A line counts if it contains the word "politico" at least once. State how many such lines the records contain, giving the number alone.

╭─ Task data

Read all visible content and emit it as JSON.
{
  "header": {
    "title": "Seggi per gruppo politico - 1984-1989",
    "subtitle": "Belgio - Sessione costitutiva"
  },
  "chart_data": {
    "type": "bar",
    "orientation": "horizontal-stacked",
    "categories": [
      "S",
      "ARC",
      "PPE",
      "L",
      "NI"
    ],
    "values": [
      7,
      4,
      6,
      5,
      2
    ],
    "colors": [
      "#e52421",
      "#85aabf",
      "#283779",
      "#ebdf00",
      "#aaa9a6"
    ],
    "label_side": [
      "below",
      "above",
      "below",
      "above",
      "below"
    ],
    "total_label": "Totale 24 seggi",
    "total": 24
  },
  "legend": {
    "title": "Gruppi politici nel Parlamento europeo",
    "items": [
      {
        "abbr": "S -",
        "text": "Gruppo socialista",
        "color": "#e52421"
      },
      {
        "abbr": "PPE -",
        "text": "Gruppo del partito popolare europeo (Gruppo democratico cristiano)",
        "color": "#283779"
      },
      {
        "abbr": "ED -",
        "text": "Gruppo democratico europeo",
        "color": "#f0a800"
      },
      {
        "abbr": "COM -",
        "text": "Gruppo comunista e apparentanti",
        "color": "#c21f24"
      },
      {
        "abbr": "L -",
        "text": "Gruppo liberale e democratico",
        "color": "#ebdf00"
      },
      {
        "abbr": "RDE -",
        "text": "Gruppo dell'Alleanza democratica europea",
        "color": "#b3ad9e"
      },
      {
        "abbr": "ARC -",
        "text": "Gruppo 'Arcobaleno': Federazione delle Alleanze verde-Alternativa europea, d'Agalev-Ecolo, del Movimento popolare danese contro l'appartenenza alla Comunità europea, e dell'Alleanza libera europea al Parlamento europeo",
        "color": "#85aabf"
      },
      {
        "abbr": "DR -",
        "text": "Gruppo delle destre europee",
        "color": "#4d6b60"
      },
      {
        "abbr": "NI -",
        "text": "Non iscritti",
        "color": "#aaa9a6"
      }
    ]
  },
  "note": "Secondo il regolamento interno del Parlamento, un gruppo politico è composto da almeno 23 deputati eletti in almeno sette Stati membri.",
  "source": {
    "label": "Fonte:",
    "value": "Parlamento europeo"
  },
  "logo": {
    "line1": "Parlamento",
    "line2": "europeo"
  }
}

╰─

### Reply to the exercise
2